WORK TO BE COMPLETED | Select the lines of the records containing the word "SmartKey" and list them.

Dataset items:

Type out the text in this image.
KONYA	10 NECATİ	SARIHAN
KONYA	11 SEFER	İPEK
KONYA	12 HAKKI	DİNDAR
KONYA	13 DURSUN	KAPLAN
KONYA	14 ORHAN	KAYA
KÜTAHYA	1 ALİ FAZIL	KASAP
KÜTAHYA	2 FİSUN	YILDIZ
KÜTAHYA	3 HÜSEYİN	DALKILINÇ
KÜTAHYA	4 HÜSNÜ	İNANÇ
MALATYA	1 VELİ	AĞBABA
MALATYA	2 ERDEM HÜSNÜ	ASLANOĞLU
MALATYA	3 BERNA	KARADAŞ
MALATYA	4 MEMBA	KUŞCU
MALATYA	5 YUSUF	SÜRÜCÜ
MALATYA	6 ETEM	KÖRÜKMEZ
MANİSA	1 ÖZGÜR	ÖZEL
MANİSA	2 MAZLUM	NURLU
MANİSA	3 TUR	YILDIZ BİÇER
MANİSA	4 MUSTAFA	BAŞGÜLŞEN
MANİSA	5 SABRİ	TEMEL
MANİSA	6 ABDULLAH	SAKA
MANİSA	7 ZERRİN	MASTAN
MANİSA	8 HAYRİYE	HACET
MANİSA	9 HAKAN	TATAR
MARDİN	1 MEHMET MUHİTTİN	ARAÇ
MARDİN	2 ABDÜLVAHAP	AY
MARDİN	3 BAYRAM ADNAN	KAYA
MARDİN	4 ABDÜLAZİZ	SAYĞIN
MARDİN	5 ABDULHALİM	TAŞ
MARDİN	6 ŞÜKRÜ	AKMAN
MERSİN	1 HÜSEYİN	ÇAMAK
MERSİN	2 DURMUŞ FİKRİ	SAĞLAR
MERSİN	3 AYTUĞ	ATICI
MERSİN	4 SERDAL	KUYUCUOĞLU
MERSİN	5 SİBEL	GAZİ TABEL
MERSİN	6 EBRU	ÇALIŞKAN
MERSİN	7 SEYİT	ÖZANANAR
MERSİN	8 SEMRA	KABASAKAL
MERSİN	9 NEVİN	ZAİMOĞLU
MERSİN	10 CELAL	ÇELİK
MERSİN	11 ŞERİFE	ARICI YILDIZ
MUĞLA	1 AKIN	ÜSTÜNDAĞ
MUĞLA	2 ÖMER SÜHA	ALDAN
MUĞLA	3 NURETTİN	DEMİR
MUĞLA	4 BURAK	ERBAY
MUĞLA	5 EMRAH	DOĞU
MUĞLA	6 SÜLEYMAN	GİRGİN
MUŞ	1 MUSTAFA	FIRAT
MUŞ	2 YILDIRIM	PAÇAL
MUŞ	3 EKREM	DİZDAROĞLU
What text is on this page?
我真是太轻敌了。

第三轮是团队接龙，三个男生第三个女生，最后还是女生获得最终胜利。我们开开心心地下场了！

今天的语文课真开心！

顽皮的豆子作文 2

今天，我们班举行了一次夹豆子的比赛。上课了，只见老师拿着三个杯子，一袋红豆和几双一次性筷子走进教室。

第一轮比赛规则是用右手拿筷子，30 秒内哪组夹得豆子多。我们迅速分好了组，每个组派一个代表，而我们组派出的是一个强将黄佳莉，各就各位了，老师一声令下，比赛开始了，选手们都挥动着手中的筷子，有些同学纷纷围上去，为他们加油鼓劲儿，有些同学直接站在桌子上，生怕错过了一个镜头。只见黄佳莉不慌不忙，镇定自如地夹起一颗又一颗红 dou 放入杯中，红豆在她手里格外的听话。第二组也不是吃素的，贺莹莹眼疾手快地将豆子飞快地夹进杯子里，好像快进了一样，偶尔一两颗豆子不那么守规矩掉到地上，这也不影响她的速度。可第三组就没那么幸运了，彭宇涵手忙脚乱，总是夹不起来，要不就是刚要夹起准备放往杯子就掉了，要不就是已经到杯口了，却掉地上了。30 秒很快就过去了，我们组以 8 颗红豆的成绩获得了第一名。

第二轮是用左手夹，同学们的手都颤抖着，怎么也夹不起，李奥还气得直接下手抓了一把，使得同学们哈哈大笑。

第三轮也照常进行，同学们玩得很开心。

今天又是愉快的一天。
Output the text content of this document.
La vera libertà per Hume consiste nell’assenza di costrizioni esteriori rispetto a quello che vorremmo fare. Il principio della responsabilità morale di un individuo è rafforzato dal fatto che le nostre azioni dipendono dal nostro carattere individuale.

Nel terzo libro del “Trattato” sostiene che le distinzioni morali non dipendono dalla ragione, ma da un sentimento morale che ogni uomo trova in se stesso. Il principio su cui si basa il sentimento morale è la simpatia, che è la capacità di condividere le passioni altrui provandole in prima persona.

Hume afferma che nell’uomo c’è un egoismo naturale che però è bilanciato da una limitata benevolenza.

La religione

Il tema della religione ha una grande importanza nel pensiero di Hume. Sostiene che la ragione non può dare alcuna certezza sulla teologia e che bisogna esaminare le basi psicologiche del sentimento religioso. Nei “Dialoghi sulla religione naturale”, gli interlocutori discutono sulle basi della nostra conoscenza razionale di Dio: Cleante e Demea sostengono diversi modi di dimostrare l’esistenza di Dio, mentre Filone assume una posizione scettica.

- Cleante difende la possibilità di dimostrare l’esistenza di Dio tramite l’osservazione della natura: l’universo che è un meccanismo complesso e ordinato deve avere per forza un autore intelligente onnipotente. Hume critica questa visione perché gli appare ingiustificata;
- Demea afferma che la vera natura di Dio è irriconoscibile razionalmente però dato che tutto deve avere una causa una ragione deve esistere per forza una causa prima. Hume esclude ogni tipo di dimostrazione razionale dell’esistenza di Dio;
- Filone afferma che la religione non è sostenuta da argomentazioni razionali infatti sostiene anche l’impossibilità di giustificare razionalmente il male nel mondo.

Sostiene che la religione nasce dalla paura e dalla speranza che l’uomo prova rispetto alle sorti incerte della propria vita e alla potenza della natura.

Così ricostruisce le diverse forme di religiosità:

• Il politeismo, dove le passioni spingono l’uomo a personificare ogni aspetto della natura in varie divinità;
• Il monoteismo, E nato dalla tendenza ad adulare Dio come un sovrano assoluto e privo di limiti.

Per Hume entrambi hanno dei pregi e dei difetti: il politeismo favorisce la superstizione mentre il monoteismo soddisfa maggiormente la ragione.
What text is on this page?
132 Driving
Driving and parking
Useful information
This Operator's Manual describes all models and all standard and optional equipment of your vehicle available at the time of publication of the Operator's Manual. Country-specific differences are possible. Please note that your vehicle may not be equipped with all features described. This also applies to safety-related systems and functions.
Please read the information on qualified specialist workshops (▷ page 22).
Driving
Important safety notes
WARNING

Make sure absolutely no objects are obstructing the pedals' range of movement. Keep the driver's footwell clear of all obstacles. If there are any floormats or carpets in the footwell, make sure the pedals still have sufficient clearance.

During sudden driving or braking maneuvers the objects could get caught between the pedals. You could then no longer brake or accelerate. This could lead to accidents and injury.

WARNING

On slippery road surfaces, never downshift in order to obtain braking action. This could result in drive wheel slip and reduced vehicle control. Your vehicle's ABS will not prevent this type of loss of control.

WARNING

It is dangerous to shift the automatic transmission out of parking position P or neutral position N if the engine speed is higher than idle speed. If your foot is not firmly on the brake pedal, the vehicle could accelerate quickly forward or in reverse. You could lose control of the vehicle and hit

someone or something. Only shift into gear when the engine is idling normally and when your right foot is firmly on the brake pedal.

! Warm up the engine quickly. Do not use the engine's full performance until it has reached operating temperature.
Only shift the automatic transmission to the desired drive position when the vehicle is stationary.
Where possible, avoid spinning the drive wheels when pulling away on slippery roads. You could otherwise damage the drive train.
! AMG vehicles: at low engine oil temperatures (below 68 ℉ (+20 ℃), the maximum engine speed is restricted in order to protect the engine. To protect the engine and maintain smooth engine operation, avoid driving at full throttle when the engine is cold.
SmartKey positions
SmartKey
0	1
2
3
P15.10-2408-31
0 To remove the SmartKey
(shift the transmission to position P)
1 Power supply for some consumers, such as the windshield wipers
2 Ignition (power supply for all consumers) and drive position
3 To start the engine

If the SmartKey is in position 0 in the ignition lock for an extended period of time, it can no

TASK RESULT |
SmartKey positions
SmartKey
0 To remove the SmartKey
If the SmartKey is in position 0 in the ignition lock for an extended period of time, it can no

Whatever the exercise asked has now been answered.